**PROBLEM DETAILS:** Filter the records below down to lines containing "день".

◆ ◆ ◆ ◆ ◆ ◆ ◆

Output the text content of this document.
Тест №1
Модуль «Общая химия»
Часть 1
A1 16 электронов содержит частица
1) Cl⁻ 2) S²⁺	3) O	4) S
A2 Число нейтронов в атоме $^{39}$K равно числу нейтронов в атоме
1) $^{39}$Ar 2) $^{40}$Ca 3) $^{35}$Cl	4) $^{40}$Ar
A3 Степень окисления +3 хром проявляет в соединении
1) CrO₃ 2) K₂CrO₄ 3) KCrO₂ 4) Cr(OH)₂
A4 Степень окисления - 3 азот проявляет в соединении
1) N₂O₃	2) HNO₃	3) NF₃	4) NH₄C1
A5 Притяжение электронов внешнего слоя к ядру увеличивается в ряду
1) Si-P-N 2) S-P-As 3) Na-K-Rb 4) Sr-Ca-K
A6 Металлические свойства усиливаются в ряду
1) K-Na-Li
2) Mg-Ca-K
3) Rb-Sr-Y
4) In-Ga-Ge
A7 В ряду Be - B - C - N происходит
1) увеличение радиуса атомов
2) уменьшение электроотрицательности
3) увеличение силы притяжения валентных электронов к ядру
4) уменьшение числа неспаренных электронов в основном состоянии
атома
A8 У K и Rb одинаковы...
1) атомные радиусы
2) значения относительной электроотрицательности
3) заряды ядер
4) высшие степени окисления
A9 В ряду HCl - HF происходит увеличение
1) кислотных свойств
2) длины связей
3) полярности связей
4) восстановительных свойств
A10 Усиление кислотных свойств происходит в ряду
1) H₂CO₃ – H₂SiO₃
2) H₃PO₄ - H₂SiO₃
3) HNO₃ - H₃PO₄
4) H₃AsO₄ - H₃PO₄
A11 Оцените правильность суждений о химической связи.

◆ ◆ ◆ ◆ ◆ ◆ ◆

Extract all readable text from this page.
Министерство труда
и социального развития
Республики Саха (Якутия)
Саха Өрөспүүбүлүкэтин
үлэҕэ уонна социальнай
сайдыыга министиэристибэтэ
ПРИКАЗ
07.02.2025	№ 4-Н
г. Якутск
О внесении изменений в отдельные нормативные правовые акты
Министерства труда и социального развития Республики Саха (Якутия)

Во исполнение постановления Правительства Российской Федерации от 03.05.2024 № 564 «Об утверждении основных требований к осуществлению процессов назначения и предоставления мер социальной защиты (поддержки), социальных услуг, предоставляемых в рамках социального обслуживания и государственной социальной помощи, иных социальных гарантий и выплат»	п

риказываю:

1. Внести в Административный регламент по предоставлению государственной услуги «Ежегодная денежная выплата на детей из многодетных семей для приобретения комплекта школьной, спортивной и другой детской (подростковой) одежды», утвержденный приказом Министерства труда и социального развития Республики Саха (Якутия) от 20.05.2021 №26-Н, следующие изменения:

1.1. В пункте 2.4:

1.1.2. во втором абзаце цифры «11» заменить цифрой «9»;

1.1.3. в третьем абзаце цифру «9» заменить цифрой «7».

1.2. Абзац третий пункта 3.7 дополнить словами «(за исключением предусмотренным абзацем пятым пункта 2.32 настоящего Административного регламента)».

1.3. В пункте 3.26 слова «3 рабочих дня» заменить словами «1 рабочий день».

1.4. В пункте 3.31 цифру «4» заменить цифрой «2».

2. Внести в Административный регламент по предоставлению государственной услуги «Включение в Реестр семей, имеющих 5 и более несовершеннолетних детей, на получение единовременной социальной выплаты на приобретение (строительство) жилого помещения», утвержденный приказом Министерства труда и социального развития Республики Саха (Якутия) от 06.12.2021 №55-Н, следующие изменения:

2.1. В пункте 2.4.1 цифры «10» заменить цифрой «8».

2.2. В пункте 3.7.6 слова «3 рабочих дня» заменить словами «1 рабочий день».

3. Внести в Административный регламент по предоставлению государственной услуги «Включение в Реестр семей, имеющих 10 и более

◆ ◆ ◆ ◆ ◆ ◆ ◆

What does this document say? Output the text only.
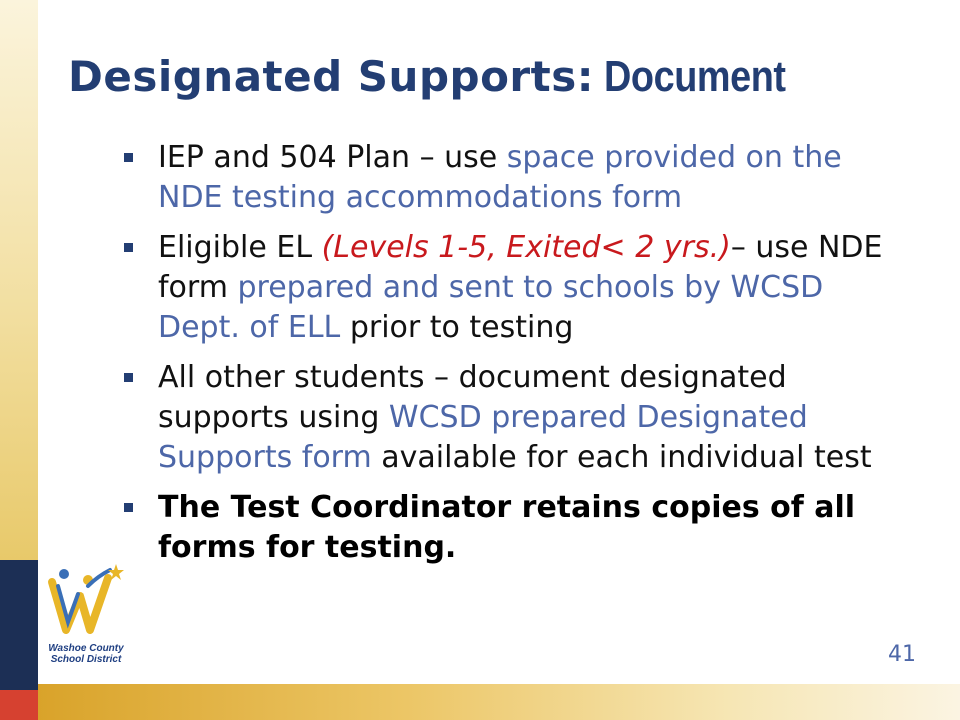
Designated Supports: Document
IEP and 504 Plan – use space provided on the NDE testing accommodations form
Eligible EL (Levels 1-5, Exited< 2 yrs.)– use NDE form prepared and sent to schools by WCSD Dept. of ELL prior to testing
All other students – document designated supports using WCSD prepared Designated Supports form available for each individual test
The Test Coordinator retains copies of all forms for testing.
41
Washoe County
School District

◆ ◆ ◆ ◆ ◆ ◆ ◆

**REPLY:**
1.3. В пункте 3.26 слова «3 рабочих дня» заменить словами «1 рабочий день».
2.2. В пункте 3.7.6 слова «3 рабочих дня» заменить словами «1 рабочий день».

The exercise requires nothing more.